-- Input records start --

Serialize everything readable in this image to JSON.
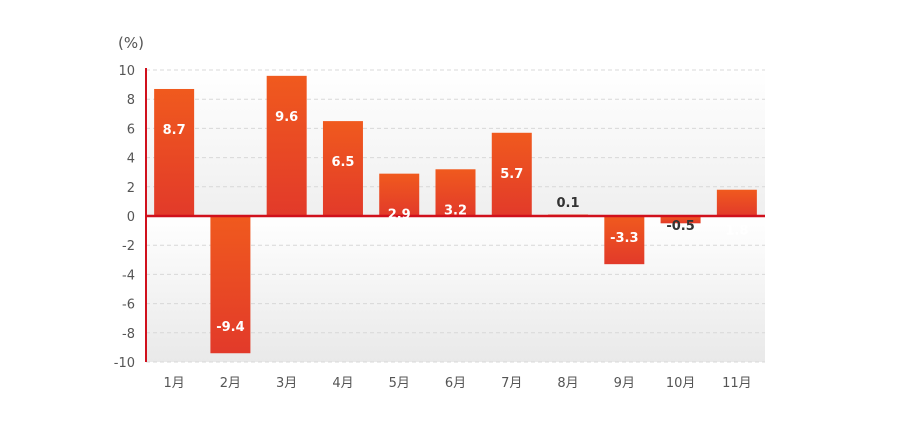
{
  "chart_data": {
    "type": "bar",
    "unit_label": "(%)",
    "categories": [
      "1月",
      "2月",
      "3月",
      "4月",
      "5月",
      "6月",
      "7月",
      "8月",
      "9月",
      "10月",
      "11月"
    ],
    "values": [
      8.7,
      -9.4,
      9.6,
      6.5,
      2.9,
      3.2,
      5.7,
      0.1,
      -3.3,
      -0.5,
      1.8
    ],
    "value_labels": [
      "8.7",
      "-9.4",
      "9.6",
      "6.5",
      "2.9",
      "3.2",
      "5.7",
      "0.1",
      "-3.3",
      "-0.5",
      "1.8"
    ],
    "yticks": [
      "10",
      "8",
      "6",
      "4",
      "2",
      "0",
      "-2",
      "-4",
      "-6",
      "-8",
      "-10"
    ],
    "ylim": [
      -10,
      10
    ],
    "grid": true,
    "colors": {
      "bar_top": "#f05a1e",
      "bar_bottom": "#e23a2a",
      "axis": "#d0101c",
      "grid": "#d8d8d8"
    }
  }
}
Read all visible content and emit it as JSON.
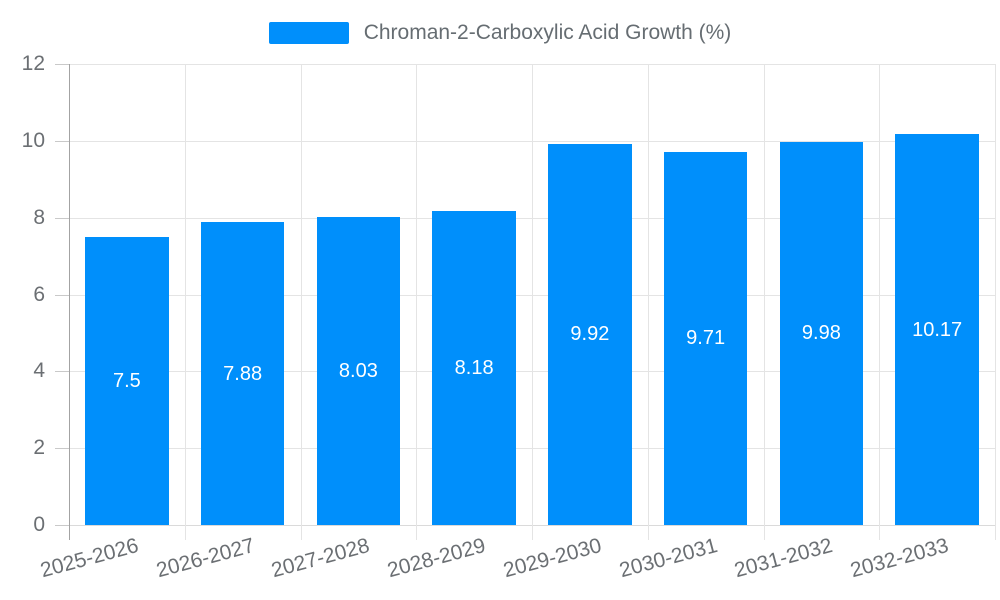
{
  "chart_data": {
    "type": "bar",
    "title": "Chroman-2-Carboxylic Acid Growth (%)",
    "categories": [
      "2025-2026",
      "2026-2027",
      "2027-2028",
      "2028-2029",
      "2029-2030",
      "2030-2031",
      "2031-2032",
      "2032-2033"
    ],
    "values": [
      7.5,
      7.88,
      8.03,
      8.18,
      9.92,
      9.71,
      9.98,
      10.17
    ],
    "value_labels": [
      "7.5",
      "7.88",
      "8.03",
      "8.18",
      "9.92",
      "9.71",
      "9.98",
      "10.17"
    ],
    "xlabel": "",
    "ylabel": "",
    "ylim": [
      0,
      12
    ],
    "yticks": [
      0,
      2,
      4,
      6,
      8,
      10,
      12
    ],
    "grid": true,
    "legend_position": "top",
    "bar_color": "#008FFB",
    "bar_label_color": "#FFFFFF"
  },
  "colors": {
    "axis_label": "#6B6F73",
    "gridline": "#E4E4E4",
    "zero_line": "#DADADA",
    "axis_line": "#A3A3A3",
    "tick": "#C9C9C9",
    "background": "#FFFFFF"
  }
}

-- Input records end --

→ Task instructions: Every line from the one with "Read all visible content and emit it as JSON." through the last line of the material gets printed exactly, and nothing more. Omit the pictures.

→ Result:
Read all visible content and emit it as JSON.
{
  "chart_data": {
    "type": "bar",
    "title": "Chroman-2-Carboxylic Acid Growth (%)",
    "categories": [
      "2025-2026",
      "2026-2027",
      "2027-2028",
      "2028-2029",
      "2029-2030",
      "2030-2031",
      "2031-2032",
      "2032-2033"
    ],
    "values": [
      7.5,
      7.88,
      8.03,
      8.18,
      9.92,
      9.71,
      9.98,
      10.17
    ],
    "value_labels": [
      "7.5",
      "7.88",
      "8.03",
      "8.18",
      "9.92",
      "9.71",
      "9.98",
      "10.17"
    ],
    "xlabel": "",
    "ylabel": "",
    "ylim": [
      0,
      12
    ],
    "yticks": [
      0,
      2,
      4,
      6,
      8,
      10,
      12
    ],
    "grid": true,
    "legend_position": "top",
    "bar_color": "#008FFB",
    "bar_label_color": "#FFFFFF"
  },
  "colors": {
    "axis_label": "#6B6F73",
    "gridline": "#E4E4E4",
    "zero_line": "#DADADA",
    "axis_line": "#A3A3A3",
    "tick": "#C9C9C9",
    "background": "#FFFFFF"
  }
}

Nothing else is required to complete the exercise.